Task details: Omit the pictures from the entries below and retype everything else exactly.

[Data entries]
— Start —

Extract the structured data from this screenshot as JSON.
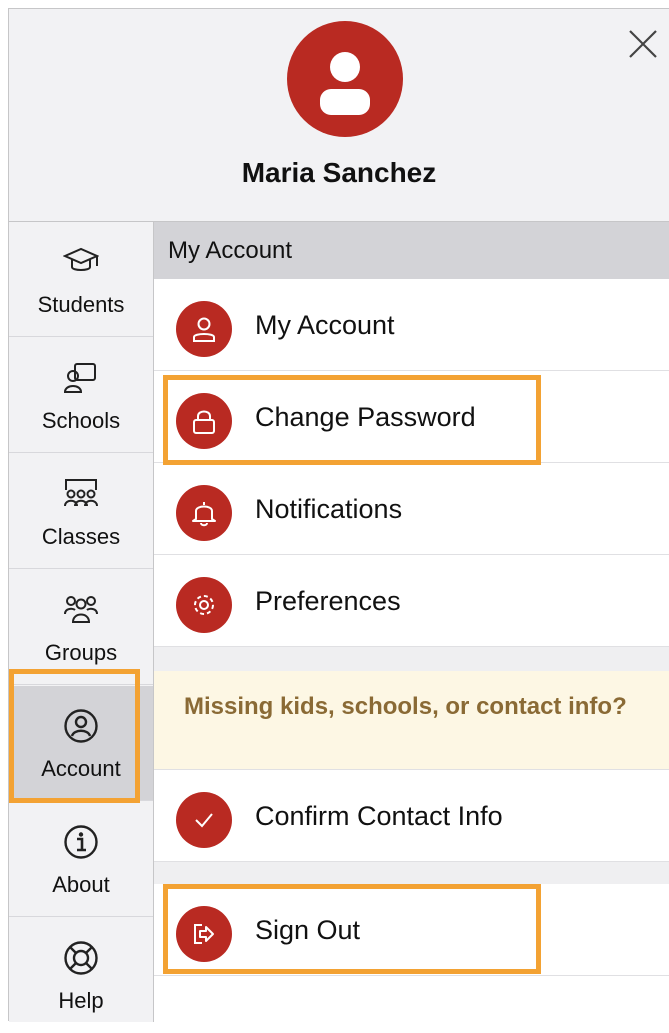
{
  "profile": {
    "name": "Maria Sanchez"
  },
  "sidebar": {
    "items": [
      {
        "label": "Students",
        "icon": "graduation-cap-icon"
      },
      {
        "label": "Schools",
        "icon": "school-icon"
      },
      {
        "label": "Classes",
        "icon": "classroom-icon"
      },
      {
        "label": "Groups",
        "icon": "groups-icon"
      },
      {
        "label": "Account",
        "icon": "account-icon",
        "active": true
      },
      {
        "label": "About",
        "icon": "info-icon"
      },
      {
        "label": "Help",
        "icon": "lifebuoy-icon"
      }
    ]
  },
  "main": {
    "section_title": "My Account",
    "items": [
      {
        "label": "My Account",
        "icon": "person-icon"
      },
      {
        "label": "Change Password",
        "icon": "lock-icon"
      },
      {
        "label": "Notifications",
        "icon": "bell-icon"
      },
      {
        "label": "Preferences",
        "icon": "gear-icon"
      }
    ],
    "banner": "Missing kids, schools, or contact info?",
    "confirm_label": "Confirm Contact Info",
    "signout_label": "Sign Out"
  },
  "colors": {
    "accent": "#b92a22",
    "highlight": "#f3a233",
    "banner_bg": "#fdf7e4",
    "banner_text": "#8a6a35"
  }
}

— End —

Solution for this problem:
Extract the structured data from this screenshot as JSON.
{
  "profile": {
    "name": "Maria Sanchez"
  },
  "sidebar": {
    "items": [
      {
        "label": "Students",
        "icon": "graduation-cap-icon"
      },
      {
        "label": "Schools",
        "icon": "school-icon"
      },
      {
        "label": "Classes",
        "icon": "classroom-icon"
      },
      {
        "label": "Groups",
        "icon": "groups-icon"
      },
      {
        "label": "Account",
        "icon": "account-icon",
        "active": true
      },
      {
        "label": "About",
        "icon": "info-icon"
      },
      {
        "label": "Help",
        "icon": "lifebuoy-icon"
      }
    ]
  },
  "main": {
    "section_title": "My Account",
    "items": [
      {
        "label": "My Account",
        "icon": "person-icon"
      },
      {
        "label": "Change Password",
        "icon": "lock-icon"
      },
      {
        "label": "Notifications",
        "icon": "bell-icon"
      },
      {
        "label": "Preferences",
        "icon": "gear-icon"
      }
    ],
    "banner": "Missing kids, schools, or contact info?",
    "confirm_label": "Confirm Contact Info",
    "signout_label": "Sign Out"
  },
  "colors": {
    "accent": "#b92a22",
    "highlight": "#f3a233",
    "banner_bg": "#fdf7e4",
    "banner_text": "#8a6a35"
  }
}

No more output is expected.